# WHAT TO DO
Please report every line from the material that contains the word "this".

# TASK DATA
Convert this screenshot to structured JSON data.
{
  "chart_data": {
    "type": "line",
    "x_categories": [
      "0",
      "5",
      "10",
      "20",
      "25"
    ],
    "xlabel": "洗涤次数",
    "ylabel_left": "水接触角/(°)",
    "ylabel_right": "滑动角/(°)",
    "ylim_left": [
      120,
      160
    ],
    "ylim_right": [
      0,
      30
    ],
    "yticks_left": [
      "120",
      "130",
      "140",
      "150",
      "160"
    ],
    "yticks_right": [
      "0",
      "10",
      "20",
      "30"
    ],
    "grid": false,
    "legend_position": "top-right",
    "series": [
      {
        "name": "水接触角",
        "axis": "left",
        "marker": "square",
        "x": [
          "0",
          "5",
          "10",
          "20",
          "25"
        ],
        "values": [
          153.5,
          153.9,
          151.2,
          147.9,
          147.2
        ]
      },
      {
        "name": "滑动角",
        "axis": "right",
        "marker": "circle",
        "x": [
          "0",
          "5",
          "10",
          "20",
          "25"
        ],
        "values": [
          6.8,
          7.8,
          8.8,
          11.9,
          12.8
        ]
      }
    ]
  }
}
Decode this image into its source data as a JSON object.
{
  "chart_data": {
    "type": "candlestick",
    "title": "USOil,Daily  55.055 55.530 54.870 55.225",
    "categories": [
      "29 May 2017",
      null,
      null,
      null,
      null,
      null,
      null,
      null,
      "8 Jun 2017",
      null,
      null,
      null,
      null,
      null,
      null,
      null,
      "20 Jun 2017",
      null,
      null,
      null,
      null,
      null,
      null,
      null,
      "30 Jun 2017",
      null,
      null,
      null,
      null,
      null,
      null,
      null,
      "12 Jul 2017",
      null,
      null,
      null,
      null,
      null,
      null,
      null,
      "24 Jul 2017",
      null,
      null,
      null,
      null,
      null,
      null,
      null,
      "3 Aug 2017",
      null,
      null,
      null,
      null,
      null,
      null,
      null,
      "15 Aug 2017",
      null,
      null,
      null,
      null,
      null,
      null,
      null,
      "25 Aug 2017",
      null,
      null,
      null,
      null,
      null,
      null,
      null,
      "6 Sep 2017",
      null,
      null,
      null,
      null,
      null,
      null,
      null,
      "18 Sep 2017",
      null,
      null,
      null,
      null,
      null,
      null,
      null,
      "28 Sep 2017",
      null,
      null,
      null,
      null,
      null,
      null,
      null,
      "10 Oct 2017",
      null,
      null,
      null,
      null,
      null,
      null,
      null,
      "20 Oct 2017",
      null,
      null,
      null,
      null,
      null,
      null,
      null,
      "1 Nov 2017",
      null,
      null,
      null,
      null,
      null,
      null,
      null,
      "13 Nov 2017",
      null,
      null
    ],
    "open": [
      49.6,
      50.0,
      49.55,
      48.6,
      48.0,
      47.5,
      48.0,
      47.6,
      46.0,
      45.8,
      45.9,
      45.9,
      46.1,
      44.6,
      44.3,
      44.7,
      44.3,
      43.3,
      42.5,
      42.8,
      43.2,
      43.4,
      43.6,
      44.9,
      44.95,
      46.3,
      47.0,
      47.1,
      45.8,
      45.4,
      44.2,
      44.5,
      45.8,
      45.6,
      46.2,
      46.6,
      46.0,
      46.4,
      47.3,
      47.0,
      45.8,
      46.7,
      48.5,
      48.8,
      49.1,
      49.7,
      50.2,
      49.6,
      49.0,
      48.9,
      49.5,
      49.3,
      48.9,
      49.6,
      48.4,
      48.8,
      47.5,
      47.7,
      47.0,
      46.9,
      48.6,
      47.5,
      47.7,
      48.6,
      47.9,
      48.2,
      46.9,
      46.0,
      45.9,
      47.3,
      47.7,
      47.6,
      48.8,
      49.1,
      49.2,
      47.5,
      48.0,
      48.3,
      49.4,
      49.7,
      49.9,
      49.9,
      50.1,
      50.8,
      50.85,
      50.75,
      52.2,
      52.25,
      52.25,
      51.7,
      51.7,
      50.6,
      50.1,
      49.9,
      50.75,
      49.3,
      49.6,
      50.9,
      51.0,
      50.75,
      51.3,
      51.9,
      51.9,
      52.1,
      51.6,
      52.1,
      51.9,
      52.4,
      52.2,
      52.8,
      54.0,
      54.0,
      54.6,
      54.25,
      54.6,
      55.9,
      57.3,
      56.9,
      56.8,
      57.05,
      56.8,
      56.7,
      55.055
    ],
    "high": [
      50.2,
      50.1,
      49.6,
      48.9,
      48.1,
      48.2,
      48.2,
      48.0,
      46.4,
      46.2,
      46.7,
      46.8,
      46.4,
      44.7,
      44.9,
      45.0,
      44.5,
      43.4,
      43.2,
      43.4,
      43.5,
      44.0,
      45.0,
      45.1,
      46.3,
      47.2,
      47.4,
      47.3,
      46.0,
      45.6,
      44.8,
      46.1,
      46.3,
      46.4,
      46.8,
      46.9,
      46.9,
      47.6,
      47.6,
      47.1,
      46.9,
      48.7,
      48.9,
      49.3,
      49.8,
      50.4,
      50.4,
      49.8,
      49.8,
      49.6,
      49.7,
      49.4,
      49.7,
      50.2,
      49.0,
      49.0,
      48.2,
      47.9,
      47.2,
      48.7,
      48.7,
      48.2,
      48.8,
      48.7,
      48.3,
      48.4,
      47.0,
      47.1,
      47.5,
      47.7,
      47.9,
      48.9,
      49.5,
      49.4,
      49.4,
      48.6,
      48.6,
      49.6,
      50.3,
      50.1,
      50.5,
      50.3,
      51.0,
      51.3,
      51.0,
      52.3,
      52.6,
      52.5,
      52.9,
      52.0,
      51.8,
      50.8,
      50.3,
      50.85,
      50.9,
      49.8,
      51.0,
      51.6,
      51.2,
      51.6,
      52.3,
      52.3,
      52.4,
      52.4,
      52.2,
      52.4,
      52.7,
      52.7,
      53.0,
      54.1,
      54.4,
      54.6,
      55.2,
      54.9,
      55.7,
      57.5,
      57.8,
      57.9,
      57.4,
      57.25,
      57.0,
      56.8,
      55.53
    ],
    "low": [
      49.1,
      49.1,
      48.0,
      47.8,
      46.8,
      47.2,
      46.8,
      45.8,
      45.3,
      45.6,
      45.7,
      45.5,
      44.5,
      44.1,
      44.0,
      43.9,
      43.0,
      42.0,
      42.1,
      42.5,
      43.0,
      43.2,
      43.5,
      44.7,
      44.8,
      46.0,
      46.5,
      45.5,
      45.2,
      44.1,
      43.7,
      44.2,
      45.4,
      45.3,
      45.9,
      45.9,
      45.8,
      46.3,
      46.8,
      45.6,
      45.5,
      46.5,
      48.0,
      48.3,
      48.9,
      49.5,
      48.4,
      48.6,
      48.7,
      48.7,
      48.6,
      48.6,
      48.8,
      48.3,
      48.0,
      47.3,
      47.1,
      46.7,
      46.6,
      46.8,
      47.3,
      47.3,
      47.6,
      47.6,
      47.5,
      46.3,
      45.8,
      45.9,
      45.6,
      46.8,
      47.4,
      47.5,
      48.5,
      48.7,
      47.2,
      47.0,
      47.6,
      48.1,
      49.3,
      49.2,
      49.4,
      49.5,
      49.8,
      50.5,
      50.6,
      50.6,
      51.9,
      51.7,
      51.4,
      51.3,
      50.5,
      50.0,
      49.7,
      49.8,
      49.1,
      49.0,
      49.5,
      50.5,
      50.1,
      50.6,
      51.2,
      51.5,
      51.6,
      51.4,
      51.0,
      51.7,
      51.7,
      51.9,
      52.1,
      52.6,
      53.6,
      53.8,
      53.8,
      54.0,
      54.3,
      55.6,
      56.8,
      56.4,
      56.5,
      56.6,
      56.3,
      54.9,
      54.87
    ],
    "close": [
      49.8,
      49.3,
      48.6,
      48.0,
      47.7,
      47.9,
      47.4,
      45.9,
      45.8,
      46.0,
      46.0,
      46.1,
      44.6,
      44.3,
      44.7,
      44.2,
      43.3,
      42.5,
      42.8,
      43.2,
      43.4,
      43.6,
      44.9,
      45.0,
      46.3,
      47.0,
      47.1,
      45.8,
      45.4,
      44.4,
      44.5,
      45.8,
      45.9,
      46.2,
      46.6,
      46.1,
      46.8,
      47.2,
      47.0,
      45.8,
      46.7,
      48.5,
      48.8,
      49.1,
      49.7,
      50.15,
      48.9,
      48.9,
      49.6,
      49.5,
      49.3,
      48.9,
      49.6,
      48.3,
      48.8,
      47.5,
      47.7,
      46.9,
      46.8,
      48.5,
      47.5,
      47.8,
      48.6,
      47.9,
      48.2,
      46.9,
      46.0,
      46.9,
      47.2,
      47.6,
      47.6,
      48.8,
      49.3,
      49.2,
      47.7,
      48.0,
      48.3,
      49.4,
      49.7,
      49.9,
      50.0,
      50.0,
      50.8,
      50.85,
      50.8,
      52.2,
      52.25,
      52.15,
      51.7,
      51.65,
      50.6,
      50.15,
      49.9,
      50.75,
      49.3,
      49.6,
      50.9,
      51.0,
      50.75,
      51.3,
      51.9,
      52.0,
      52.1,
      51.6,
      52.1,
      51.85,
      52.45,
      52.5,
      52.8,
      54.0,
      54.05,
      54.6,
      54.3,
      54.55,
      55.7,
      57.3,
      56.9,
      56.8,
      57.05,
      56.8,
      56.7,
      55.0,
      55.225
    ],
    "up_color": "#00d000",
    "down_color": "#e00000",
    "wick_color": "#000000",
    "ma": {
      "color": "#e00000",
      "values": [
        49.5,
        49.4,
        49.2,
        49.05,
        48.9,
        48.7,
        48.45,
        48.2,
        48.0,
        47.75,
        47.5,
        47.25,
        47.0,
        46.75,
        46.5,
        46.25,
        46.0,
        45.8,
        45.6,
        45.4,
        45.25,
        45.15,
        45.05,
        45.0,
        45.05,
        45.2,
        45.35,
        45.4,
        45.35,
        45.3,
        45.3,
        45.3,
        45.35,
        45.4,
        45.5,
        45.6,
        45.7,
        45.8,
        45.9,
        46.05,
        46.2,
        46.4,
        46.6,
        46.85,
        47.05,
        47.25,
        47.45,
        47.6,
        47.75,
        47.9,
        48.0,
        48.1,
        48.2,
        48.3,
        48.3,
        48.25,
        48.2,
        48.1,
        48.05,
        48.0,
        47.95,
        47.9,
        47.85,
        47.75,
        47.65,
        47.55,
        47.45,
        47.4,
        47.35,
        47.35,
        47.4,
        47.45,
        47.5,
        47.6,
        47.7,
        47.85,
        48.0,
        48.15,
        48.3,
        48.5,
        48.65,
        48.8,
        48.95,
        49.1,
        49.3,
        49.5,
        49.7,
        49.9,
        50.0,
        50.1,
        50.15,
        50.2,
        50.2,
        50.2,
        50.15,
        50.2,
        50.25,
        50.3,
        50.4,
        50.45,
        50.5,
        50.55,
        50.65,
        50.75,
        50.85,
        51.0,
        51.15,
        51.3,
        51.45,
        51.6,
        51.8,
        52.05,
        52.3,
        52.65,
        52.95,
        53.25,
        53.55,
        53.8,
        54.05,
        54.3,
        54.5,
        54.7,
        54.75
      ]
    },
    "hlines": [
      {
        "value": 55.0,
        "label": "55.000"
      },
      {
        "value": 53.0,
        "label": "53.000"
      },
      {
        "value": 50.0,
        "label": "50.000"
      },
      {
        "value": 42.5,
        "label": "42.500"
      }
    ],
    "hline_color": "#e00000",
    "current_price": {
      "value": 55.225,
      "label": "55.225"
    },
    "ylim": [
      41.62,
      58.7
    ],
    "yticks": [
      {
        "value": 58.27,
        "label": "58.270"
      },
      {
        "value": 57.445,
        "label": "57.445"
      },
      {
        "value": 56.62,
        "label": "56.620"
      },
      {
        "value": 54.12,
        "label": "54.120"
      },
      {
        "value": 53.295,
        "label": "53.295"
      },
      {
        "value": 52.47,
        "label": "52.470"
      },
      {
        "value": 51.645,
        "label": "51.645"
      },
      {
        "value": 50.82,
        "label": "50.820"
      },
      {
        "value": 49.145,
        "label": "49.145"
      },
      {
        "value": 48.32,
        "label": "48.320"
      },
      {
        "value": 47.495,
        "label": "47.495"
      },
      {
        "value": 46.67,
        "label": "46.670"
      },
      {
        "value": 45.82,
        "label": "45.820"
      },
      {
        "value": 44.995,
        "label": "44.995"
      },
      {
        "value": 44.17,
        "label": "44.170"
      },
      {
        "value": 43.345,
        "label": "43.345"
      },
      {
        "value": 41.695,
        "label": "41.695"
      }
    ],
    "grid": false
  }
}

# REPLY
Convert this screenshot to structured JSON data.
Decode this image into its source data as a JSON object.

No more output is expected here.